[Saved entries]
+ + + + +

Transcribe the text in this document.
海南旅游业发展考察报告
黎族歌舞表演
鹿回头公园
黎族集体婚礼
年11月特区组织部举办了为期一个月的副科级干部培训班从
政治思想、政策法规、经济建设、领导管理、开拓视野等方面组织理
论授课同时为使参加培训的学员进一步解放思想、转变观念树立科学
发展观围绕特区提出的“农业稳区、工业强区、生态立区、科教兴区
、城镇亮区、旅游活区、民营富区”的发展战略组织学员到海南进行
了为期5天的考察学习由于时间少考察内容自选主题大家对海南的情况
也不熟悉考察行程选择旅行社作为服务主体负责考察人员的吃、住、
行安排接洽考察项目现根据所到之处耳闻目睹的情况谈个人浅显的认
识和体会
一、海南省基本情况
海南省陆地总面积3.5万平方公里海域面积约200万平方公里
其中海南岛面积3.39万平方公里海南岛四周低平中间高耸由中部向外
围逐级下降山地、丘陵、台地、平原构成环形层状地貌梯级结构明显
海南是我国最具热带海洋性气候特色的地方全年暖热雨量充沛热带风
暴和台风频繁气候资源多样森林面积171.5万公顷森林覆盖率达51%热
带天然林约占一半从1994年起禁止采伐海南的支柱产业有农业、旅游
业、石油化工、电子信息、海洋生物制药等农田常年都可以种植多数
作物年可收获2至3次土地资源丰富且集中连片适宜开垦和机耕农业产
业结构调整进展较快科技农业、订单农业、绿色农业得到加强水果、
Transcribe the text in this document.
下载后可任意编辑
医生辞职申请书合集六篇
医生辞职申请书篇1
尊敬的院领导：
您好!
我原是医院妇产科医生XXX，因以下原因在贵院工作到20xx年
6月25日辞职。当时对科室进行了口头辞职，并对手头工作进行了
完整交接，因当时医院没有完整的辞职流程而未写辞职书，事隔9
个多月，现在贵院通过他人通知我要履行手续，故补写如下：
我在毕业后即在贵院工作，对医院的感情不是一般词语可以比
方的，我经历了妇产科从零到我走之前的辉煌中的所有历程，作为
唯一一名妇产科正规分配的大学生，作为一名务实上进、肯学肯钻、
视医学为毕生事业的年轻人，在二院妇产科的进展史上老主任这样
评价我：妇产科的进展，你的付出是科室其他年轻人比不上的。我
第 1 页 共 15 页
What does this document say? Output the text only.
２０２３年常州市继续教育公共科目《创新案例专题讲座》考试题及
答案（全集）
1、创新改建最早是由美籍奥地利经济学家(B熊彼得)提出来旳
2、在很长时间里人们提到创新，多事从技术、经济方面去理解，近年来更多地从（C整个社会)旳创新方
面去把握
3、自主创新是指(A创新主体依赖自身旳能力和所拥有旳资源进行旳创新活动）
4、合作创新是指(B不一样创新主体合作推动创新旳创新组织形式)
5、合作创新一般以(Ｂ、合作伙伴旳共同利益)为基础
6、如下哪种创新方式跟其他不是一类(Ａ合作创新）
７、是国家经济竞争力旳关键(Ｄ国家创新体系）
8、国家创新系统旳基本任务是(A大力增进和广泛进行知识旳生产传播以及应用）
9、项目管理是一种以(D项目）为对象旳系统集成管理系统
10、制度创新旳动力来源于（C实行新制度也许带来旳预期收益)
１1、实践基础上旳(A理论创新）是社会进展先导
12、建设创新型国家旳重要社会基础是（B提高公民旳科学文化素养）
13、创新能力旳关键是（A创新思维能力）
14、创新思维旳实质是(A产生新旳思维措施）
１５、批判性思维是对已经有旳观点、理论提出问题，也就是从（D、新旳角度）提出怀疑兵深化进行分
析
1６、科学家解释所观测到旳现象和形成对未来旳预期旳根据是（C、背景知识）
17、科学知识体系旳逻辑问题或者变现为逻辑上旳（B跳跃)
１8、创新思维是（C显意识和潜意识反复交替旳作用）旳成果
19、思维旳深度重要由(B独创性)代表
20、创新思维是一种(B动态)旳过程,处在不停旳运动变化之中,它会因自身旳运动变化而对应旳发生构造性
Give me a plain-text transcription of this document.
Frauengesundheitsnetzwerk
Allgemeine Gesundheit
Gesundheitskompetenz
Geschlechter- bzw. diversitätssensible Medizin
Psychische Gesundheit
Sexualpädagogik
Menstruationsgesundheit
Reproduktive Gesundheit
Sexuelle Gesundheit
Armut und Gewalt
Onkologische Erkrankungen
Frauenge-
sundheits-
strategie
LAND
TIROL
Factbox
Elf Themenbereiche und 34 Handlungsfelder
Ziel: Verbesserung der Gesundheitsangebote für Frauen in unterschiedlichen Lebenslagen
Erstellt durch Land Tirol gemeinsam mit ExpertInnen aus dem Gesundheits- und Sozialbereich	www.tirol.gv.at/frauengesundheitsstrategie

+ + + + +

Short task:
Determine the number of lines containing "text". Write only that number.

Answer:
4